### Stated problem
Look through the data and write out every line with the word "improved" in it.

Begin Exercise data

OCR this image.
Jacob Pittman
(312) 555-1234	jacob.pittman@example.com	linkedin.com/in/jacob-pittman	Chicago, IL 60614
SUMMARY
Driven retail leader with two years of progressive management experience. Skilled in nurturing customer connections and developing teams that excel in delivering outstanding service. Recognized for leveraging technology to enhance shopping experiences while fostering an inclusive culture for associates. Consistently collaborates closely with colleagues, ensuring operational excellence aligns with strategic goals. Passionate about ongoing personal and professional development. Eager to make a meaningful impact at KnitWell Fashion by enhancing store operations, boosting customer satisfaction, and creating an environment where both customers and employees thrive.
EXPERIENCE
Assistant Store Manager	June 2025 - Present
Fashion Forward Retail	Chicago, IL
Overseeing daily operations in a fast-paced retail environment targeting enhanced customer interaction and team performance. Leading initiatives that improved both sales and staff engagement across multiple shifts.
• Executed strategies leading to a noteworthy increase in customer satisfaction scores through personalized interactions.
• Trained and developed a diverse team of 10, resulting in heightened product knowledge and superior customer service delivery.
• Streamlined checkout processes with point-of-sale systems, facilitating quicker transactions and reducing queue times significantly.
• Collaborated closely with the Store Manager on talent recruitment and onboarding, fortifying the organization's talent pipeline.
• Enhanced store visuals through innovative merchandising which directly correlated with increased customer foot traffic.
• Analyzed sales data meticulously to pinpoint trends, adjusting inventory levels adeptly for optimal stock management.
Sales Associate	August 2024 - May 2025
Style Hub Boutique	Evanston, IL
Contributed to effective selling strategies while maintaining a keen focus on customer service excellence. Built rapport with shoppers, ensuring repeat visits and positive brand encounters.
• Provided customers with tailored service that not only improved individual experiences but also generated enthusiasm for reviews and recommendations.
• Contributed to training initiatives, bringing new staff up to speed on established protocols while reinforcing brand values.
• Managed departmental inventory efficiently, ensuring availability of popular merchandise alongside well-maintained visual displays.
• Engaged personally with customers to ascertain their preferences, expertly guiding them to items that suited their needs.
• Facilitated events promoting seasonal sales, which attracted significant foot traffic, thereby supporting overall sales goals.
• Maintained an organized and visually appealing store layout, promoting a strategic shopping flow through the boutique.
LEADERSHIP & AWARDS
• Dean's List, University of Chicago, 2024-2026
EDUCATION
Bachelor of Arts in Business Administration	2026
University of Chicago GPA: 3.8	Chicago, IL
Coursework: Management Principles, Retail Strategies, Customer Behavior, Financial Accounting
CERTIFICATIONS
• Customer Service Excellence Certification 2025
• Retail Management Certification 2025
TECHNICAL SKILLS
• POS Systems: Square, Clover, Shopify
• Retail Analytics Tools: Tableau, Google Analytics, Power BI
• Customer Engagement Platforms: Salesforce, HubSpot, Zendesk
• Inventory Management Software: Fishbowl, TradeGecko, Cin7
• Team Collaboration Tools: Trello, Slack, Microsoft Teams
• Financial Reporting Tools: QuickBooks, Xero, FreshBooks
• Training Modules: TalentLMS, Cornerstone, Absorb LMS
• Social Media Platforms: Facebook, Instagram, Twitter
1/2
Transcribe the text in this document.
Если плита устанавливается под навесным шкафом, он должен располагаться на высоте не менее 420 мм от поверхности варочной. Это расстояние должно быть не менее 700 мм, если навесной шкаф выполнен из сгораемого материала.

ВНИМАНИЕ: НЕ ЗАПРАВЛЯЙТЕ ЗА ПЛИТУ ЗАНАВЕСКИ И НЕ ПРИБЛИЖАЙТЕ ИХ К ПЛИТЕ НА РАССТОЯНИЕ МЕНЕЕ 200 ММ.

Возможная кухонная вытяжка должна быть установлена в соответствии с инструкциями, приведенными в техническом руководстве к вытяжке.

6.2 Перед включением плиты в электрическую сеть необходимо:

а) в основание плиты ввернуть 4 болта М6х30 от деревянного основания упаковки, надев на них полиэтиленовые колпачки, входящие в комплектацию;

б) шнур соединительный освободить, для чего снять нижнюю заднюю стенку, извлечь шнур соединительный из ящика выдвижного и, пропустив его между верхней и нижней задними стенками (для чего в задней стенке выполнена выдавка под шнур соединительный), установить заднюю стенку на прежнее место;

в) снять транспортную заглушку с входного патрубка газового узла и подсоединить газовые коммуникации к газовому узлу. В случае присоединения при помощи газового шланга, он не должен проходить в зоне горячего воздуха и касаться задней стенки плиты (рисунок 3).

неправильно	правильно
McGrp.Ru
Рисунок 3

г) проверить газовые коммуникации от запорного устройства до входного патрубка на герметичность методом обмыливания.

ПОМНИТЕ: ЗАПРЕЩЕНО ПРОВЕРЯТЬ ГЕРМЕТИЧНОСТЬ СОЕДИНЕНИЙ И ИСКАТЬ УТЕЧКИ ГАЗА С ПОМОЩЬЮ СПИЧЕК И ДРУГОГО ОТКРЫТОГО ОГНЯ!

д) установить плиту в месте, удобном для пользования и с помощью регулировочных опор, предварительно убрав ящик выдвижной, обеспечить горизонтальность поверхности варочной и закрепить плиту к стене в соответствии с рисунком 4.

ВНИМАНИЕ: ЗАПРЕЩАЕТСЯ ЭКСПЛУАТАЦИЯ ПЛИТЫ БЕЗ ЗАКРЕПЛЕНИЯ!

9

End Exercise data

### Answer below
Overseeing daily operations in a fast-paced retail environment targeting enhanced customer interaction and team performance. Leading initiatives that improved both sales and staff engagement across multiple shifts.
• Provided customers with tailored service that not only improved individual experiences but also generated enthusiasm for reviews and recommendations.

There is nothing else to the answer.